§ **WHAT YOU ARE ASKED TO DO**: Here are some records; copy every line that holds the word "features".
===== RECORDS
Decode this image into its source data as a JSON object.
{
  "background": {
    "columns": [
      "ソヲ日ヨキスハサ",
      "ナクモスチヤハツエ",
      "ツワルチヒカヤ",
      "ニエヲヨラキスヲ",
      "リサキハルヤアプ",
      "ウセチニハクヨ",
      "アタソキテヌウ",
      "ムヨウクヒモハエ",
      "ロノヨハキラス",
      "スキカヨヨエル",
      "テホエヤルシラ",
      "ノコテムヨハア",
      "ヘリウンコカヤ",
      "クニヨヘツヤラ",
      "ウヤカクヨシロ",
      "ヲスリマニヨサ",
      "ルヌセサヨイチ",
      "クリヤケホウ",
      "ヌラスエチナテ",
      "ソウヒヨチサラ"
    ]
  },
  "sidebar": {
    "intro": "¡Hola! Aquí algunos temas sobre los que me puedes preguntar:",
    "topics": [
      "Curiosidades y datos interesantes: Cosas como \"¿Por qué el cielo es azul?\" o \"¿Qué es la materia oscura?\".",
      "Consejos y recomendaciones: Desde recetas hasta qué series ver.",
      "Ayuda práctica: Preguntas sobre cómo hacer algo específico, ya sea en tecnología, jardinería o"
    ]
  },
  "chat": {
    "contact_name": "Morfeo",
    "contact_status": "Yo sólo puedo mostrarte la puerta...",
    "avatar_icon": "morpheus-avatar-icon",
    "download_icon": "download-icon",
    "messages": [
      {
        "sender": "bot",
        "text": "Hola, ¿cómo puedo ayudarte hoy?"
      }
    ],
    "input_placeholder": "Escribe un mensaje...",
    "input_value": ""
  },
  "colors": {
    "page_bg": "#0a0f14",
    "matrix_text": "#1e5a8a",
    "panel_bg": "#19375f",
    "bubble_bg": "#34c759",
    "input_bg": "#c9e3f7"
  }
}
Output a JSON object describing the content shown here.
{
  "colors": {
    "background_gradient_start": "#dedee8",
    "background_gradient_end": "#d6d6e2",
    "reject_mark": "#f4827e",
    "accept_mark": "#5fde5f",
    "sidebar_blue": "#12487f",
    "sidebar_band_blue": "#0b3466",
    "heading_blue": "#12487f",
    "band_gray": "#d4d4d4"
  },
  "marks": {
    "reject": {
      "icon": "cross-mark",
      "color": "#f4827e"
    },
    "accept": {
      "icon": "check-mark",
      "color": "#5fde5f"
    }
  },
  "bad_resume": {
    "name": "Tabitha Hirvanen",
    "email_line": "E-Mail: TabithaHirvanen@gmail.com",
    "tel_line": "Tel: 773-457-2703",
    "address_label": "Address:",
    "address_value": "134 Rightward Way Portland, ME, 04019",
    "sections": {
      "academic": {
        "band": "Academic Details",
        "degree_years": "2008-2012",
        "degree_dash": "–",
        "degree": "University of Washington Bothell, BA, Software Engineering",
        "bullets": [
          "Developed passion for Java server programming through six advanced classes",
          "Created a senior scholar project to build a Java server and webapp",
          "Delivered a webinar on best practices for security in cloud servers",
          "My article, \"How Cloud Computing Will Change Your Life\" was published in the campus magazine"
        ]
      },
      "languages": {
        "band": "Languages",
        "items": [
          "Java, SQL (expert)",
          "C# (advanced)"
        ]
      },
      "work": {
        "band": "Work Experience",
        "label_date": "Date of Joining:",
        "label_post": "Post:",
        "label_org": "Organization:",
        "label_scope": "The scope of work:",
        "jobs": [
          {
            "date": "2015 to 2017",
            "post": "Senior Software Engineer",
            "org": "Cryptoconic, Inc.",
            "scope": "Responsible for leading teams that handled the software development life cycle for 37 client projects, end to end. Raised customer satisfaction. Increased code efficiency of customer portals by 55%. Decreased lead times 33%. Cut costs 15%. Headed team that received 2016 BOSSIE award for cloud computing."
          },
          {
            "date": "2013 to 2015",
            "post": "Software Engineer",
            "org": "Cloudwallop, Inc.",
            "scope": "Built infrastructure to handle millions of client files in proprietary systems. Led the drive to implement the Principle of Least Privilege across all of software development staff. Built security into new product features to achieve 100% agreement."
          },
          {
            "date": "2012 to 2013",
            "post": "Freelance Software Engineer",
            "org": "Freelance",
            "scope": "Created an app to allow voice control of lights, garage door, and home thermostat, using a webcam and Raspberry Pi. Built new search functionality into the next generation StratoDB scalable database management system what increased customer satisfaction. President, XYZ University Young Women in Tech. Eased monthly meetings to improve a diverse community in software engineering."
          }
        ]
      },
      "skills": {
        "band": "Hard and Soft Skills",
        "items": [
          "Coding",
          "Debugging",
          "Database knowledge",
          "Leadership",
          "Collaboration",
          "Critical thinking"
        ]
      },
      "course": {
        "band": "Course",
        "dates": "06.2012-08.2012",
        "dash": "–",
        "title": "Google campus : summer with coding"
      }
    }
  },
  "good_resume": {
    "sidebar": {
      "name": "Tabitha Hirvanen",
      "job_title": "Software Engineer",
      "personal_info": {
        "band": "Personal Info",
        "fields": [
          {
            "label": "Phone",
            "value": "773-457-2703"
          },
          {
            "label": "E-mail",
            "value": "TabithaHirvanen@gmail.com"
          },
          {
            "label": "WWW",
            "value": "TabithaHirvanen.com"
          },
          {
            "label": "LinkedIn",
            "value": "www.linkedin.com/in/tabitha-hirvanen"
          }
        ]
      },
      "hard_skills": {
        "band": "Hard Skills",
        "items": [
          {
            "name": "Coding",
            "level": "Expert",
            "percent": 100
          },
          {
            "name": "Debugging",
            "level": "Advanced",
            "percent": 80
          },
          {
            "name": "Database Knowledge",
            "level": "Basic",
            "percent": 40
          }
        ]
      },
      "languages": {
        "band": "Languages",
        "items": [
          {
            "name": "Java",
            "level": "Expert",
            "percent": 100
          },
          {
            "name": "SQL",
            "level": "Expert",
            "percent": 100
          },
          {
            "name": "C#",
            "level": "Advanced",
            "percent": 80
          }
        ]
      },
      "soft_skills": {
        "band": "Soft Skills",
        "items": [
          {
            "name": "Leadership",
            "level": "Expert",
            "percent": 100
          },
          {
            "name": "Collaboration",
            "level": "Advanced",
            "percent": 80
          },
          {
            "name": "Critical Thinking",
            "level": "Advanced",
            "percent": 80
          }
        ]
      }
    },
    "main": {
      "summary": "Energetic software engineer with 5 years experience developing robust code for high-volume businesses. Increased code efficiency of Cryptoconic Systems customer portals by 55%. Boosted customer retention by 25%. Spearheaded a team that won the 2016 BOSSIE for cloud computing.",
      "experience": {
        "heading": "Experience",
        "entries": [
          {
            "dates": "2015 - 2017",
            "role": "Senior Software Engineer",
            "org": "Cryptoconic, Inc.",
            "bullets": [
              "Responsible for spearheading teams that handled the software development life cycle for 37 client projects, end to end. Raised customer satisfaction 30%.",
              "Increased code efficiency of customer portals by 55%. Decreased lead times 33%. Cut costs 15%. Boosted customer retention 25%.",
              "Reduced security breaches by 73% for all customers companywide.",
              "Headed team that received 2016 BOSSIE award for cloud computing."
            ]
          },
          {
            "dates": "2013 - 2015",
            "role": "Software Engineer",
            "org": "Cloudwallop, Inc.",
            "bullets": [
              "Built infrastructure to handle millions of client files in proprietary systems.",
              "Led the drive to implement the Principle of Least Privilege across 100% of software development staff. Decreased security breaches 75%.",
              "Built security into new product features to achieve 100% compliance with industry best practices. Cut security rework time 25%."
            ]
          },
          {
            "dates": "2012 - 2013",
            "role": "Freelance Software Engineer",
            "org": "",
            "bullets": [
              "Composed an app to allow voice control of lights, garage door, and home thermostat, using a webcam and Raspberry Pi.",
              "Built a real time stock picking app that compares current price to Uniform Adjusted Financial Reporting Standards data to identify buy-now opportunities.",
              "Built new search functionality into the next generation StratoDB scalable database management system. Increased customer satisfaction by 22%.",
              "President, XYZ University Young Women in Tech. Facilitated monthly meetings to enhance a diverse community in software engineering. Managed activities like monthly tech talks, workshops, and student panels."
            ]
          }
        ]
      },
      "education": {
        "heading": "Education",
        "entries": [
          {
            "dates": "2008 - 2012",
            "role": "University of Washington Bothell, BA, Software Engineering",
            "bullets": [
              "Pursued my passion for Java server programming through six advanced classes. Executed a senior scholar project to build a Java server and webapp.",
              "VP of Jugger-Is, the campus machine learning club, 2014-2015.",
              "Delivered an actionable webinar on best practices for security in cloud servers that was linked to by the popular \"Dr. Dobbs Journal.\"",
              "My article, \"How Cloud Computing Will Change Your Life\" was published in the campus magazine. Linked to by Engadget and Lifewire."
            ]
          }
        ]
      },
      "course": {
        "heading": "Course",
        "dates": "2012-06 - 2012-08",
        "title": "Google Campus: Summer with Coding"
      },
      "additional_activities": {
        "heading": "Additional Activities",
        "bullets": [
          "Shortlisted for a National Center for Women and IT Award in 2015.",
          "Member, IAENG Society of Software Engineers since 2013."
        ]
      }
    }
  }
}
==========
§ **SOLUTION BELOW**:
            "scope": "Built infrastructure to handle millions of client files in proprietary systems. Led the drive to implement the Principle of Least Privilege across all of software development staff. Built security into new product features to achieve 100% agreement."
              "Built security into new product features to achieve 100% compliance with industry best practices. Cut security rework time 25%."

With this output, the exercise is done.